EXERCISE GOAL | Present the following data again exactly as it is shown.

ENTRIES |
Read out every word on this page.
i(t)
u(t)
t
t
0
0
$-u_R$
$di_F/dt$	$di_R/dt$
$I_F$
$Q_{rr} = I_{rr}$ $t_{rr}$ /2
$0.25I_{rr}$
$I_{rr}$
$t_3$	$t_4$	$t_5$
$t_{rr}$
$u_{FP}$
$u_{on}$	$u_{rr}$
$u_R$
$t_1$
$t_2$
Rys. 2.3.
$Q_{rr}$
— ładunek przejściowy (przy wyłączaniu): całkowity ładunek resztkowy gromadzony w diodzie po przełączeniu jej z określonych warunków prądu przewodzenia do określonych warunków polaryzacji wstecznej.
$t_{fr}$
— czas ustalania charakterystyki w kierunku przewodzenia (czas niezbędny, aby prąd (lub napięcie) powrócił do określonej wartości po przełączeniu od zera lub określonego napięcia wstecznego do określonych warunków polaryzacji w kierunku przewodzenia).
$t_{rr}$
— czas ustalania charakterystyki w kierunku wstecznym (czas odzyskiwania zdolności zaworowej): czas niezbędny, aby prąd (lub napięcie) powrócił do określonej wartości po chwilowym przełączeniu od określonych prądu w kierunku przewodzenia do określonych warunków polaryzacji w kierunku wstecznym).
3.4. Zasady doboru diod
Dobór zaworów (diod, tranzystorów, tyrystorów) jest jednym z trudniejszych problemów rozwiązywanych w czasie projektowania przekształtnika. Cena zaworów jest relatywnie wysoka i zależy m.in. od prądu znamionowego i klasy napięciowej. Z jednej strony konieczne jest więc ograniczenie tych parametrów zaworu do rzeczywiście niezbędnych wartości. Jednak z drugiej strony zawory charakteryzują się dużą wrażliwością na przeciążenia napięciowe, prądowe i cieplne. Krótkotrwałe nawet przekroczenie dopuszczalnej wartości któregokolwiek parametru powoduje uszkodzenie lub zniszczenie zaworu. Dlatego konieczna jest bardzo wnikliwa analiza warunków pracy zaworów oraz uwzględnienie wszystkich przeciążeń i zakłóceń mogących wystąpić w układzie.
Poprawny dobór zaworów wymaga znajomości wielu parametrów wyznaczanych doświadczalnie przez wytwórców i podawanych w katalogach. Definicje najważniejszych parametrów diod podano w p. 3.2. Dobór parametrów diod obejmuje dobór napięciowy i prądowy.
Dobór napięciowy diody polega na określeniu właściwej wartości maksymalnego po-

SOLUTION |
Read out every word on this page.
i(t)
u(t)
t
t
0
0
$-u_R$
$di_F/dt$	$di_R/dt$
$I_F$
$Q_{rr} = I_{rr}$ $t_{rr}$ /2
$0.25I_{rr}$
$I_{rr}$
$t_3$	$t_4$	$t_5$
$t_{rr}$
$u_{FP}$
$u_{on}$	$u_{rr}$
$u_R$
$t_1$
$t_2$
Rys. 2.3.
$Q_{rr}$
— ładunek przejściowy (przy wyłączaniu): całkowity ładunek resztkowy gromadzony w diodzie po przełączeniu jej z określonych warunków prądu przewodzenia do określonych warunków polaryzacji wstecznej.
$t_{fr}$
— czas ustalania charakterystyki w kierunku przewodzenia (czas niezbędny, aby prąd (lub napięcie) powrócił do określonej wartości po przełączeniu od zera lub określonego napięcia wstecznego do określonych warunków polaryzacji w kierunku przewodzenia).
$t_{rr}$
— czas ustalania charakterystyki w kierunku wstecznym (czas odzyskiwania zdolności zaworowej): czas niezbędny, aby prąd (lub napięcie) powrócił do określonej wartości po chwilowym przełączeniu od określonych prądu w kierunku przewodzenia do określonych warunków polaryzacji w kierunku wstecznym).
3.4. Zasady doboru diod
Dobór zaworów (diod, tranzystorów, tyrystorów) jest jednym z trudniejszych problemów rozwiązywanych w czasie projektowania przekształtnika. Cena zaworów jest relatywnie wysoka i zależy m.in. od prądu znamionowego i klasy napięciowej. Z jednej strony konieczne jest więc ograniczenie tych parametrów zaworu do rzeczywiście niezbędnych wartości. Jednak z drugiej strony zawory charakteryzują się dużą wrażliwością na przeciążenia napięciowe, prądowe i cieplne. Krótkotrwałe nawet przekroczenie dopuszczalnej wartości któregokolwiek parametru powoduje uszkodzenie lub zniszczenie zaworu. Dlatego konieczna jest bardzo wnikliwa analiza warunków pracy zaworów oraz uwzględnienie wszystkich przeciążeń i zakłóceń mogących wystąpić w układzie.
Poprawny dobór zaworów wymaga znajomości wielu parametrów wyznaczanych doświadczalnie przez wytwórców i podawanych w katalogach. Definicje najważniejszych parametrów diod podano w p. 3.2. Dobór parametrów diod obejmuje dobór napięciowy i prądowy.
Dobór napięciowy diody polega na określeniu właściwej wartości maksymalnego po-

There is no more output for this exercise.